Quote the full listing word for word.
────
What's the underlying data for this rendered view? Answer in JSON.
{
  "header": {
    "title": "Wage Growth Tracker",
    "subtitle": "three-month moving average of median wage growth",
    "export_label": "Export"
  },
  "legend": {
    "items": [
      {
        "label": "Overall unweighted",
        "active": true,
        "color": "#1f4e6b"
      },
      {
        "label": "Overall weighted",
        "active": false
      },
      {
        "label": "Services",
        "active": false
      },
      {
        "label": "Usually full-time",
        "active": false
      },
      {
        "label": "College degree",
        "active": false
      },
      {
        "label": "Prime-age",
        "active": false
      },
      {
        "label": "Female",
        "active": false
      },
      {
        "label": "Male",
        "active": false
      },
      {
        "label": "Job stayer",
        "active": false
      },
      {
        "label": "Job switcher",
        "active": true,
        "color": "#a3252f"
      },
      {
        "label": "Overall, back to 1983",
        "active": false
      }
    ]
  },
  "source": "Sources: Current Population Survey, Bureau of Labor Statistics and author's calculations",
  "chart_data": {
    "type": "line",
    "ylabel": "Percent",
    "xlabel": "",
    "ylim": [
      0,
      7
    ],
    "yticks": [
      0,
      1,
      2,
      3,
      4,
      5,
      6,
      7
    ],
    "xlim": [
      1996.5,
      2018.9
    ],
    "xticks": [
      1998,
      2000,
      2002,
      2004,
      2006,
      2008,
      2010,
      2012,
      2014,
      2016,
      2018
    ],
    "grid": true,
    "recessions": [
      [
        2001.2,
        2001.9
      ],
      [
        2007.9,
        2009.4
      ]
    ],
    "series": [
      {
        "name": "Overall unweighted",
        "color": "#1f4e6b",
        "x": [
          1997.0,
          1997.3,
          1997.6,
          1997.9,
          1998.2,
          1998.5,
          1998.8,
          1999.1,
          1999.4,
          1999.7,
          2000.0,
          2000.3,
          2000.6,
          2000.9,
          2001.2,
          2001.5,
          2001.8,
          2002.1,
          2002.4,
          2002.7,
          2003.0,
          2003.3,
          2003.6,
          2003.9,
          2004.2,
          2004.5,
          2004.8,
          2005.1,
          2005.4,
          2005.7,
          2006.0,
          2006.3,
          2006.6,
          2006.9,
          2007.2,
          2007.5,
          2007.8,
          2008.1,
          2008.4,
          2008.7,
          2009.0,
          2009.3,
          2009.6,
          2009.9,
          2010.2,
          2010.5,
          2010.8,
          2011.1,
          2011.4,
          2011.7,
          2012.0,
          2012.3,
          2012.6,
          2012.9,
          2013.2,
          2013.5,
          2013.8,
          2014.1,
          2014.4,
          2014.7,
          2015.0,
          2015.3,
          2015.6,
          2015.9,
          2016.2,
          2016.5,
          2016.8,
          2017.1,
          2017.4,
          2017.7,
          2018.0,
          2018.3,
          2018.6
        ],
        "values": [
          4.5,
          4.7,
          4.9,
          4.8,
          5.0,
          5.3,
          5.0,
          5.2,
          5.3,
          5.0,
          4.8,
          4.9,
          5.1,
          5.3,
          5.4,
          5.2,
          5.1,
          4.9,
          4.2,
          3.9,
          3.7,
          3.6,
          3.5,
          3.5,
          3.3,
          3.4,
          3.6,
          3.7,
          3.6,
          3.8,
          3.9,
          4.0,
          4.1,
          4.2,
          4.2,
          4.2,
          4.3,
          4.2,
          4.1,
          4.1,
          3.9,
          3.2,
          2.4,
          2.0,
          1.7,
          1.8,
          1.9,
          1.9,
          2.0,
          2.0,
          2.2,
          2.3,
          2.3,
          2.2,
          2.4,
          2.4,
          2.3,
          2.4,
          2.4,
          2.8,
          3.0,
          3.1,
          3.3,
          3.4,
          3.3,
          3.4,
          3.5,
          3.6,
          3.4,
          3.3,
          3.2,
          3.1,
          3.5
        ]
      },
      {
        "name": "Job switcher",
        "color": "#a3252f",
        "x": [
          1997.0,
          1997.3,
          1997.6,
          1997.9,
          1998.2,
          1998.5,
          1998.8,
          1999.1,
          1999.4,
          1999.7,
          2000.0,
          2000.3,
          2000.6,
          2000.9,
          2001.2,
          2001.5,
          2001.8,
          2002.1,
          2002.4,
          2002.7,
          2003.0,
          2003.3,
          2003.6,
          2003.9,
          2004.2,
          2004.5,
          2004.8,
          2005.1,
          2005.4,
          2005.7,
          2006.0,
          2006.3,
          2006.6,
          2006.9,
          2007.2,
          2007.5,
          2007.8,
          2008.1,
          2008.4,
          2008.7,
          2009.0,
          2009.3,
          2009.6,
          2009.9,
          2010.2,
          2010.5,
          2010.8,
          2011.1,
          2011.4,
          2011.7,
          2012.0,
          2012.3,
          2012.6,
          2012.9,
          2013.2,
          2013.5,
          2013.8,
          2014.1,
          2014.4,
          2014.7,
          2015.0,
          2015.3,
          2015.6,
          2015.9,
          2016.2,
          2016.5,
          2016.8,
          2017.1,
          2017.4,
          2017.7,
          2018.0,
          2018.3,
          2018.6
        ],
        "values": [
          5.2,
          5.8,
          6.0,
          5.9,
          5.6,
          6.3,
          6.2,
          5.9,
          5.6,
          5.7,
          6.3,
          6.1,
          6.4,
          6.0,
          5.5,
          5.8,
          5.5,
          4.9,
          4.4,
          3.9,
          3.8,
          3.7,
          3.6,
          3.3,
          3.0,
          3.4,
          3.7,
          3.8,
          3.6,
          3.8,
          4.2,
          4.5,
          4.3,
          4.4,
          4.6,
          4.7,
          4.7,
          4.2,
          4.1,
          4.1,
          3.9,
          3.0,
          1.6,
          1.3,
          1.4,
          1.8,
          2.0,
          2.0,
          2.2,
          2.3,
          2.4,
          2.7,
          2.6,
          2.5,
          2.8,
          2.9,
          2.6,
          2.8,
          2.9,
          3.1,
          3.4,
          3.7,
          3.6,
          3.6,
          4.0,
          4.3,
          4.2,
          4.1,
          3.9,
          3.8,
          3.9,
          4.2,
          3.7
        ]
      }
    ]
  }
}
────
- [Correct response]:
What's the underlying data for this rendered view? Answer in JSON.
{
  "header": {
    "title": "Wage Growth Tracker",
    "subtitle": "three-month moving average of median wage growth",
    "export_label": "Export"
  },
  "legend": {
    "items": [
      {
        "label": "Overall unweighted",
        "active": true,
        "color": "#1f4e6b"
      },
      {
        "label": "Overall weighted",
        "active": false
      },
      {
        "label": "Services",
        "active": false
      },
      {
        "label": "Usually full-time",
        "active": false
      },
      {
        "label": "College degree",
        "active": false
      },
      {
        "label": "Prime-age",
        "active": false
      },
      {
        "label": "Female",
        "active": false
      },
      {
        "label": "Male",
        "active": false
      },
      {
        "label": "Job stayer",
        "active": false
      },
      {
        "label": "Job switcher",
        "active": true,
        "color": "#a3252f"
      },
      {
        "label": "Overall, back to 1983",
        "active": false
      }
    ]
  },
  "source": "Sources: Current Population Survey, Bureau of Labor Statistics and author's calculations",
  "chart_data": {
    "type": "line",
    "ylabel": "Percent",
    "xlabel": "",
    "ylim": [
      0,
      7
    ],
    "yticks": [
      0,
      1,
      2,
      3,
      4,
      5,
      6,
      7
    ],
    "xlim": [
      1996.5,
      2018.9
    ],
    "xticks": [
      1998,
      2000,
      2002,
      2004,
      2006,
      2008,
      2010,
      2012,
      2014,
      2016,
      2018
    ],
    "grid": true,
    "recessions": [
      [
        2001.2,
        2001.9
      ],
      [
        2007.9,
        2009.4
      ]
    ],
    "series": [
      {
        "name": "Overall unweighted",
        "color": "#1f4e6b",
        "x": [
          1997.0,
          1997.3,
          1997.6,
          1997.9,
          1998.2,
          1998.5,
          1998.8,
          1999.1,
          1999.4,
          1999.7,
          2000.0,
          2000.3,
          2000.6,
          2000.9,
          2001.2,
          2001.5,
          2001.8,
          2002.1,
          2002.4,
          2002.7,
          2003.0,
          2003.3,
          2003.6,
          2003.9,
          2004.2,
          2004.5,
          2004.8,
          2005.1,
          2005.4,
          2005.7,
          2006.0,
          2006.3,
          2006.6,
          2006.9,
          2007.2,
          2007.5,
          2007.8,
          2008.1,
          2008.4,
          2008.7,
          2009.0,
          2009.3,
          2009.6,
          2009.9,
          2010.2,
          2010.5,
          2010.8,
          2011.1,
          2011.4,
          2011.7,
          2012.0,
          2012.3,
          2012.6,
          2012.9,
          2013.2,
          2013.5,
          2013.8,
          2014.1,
          2014.4,
          2014.7,
          2015.0,
          2015.3,
          2015.6,
          2015.9,
          2016.2,
          2016.5,
          2016.8,
          2017.1,
          2017.4,
          2017.7,
          2018.0,
          2018.3,
          2018.6
        ],
        "values": [
          4.5,
          4.7,
          4.9,
          4.8,
          5.0,
          5.3,
          5.0,
          5.2,
          5.3,
          5.0,
          4.8,
          4.9,
          5.1,
          5.3,
          5.4,
          5.2,
          5.1,
          4.9,
          4.2,
          3.9,
          3.7,
          3.6,
          3.5,
          3.5,
          3.3,
          3.4,
          3.6,
          3.7,
          3.6,
          3.8,
          3.9,
          4.0,
          4.1,
          4.2,
          4.2,
          4.2,
          4.3,
          4.2,
          4.1,
          4.1,
          3.9,
          3.2,
          2.4,
          2.0,
          1.7,
          1.8,
          1.9,
          1.9,
          2.0,
          2.0,
          2.2,
          2.3,
          2.3,
          2.2,
          2.4,
          2.4,
          2.3,
          2.4,
          2.4,
          2.8,
          3.0,
          3.1,
          3.3,
          3.4,
          3.3,
          3.4,
          3.5,
          3.6,
          3.4,
          3.3,
          3.2,
          3.1,
          3.5
        ]
      },
      {
        "name": "Job switcher",
        "color": "#a3252f",
        "x": [
          1997.0,
          1997.3,
          1997.6,
          1997.9,
          1998.2,
          1998.5,
          1998.8,
          1999.1,
          1999.4,
          1999.7,
          2000.0,
          2000.3,
          2000.6,
          2000.9,
          2001.2,
          2001.5,
          2001.8,
          2002.1,
          2002.4,
          2002.7,
          2003.0,
          2003.3,
          2003.6,
          2003.9,
          2004.2,
          2004.5,
          2004.8,
          2005.1,
          2005.4,
          2005.7,
          2006.0,
          2006.3,
          2006.6,
          2006.9,
          2007.2,
          2007.5,
          2007.8,
          2008.1,
          2008.4,
          2008.7,
          2009.0,
          2009.3,
          2009.6,
          2009.9,
          2010.2,
          2010.5,
          2010.8,
          2011.1,
          2011.4,
          2011.7,
          2012.0,
          2012.3,
          2012.6,
          2012.9,
          2013.2,
          2013.5,
          2013.8,
          2014.1,
          2014.4,
          2014.7,
          2015.0,
          2015.3,
          2015.6,
          2015.9,
          2016.2,
          2016.5,
          2016.8,
          2017.1,
          2017.4,
          2017.7,
          2018.0,
          2018.3,
          2018.6
        ],
        "values": [
          5.2,
          5.8,
          6.0,
          5.9,
          5.6,
          6.3,
          6.2,
          5.9,
          5.6,
          5.7,
          6.3,
          6.1,
          6.4,
          6.0,
          5.5,
          5.8,
          5.5,
          4.9,
          4.4,
          3.9,
          3.8,
          3.7,
          3.6,
          3.3,
          3.0,
          3.4,
          3.7,
          3.8,
          3.6,
          3.8,
          4.2,
          4.5,
          4.3,
          4.4,
          4.6,
          4.7,
          4.7,
          4.2,
          4.1,
          4.1,
          3.9,
          3.0,
          1.6,
          1.3,
          1.4,
          1.8,
          2.0,
          2.0,
          2.2,
          2.3,
          2.4,
          2.7,
          2.6,
          2.5,
          2.8,
          2.9,
          2.6,
          2.8,
          2.9,
          3.1,
          3.4,
          3.7,
          3.6,
          3.6,
          4.0,
          4.3,
          4.2,
          4.1,
          3.9,
          3.8,
          3.9,
          4.2,
          3.7
        ]
      }
    ]
  }
}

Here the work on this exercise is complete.